§ Stated goal
How many of the lines below include "panels"? Give the number and no other words.
## Start Excerpted records
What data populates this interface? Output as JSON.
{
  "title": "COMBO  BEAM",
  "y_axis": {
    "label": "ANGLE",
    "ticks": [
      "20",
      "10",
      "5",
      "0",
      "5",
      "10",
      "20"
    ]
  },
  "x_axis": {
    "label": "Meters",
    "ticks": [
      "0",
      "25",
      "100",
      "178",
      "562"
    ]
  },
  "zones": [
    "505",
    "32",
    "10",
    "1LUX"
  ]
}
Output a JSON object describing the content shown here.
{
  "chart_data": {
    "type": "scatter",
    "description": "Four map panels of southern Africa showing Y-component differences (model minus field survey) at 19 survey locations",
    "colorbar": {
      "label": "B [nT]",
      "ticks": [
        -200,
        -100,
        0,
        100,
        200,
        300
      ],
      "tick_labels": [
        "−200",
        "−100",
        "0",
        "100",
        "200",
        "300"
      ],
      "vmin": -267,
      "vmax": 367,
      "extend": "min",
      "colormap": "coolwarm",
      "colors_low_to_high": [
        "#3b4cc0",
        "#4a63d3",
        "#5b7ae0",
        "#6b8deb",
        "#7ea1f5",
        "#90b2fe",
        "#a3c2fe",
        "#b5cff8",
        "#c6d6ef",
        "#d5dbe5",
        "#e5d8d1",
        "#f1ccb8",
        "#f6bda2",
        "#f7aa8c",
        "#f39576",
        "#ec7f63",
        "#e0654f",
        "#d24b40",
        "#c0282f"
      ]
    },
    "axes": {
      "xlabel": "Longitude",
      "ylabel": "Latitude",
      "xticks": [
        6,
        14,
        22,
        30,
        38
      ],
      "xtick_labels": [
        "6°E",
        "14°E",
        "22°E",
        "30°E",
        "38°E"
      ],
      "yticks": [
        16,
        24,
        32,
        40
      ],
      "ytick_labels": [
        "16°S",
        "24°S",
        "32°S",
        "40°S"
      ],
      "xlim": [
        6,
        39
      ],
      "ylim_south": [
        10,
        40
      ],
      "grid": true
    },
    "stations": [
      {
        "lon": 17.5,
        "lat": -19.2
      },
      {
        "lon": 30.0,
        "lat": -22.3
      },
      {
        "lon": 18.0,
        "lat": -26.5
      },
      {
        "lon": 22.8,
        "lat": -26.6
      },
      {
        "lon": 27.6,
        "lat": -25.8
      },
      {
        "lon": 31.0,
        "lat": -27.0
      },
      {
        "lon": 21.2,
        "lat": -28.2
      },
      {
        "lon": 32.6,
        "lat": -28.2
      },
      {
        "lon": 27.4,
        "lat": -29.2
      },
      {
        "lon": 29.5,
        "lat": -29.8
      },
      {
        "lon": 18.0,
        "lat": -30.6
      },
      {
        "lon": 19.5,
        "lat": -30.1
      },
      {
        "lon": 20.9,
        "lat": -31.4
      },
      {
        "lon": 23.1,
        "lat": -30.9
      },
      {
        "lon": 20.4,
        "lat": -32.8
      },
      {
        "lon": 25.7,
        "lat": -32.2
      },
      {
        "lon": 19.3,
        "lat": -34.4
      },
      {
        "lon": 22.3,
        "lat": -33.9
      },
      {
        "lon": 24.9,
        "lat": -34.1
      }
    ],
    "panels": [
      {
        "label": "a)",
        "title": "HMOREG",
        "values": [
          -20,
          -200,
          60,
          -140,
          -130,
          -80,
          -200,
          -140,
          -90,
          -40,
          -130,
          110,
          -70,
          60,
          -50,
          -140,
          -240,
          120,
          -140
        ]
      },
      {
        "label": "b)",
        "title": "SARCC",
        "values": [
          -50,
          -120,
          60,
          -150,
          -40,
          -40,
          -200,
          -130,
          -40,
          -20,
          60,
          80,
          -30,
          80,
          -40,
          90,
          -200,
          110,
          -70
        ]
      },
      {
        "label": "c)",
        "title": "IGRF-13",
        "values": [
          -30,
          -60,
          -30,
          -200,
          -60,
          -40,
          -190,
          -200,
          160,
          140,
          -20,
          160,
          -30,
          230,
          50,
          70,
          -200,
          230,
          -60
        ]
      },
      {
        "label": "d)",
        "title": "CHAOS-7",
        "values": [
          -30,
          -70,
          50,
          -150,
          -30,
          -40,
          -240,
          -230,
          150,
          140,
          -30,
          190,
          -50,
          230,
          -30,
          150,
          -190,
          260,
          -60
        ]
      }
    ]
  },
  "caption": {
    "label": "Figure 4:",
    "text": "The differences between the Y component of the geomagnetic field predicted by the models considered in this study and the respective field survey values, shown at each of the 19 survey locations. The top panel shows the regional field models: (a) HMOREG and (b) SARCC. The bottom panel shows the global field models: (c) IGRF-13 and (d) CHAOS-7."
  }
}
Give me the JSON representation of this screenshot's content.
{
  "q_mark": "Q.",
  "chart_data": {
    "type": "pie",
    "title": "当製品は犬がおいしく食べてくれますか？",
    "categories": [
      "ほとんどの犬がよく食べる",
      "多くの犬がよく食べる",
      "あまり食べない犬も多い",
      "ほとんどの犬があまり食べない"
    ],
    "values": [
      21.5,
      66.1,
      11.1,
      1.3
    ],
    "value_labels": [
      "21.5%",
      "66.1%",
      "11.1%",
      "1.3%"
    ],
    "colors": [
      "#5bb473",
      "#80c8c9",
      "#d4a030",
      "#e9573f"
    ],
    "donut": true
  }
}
## End Excerpted records
§ Exercise output
2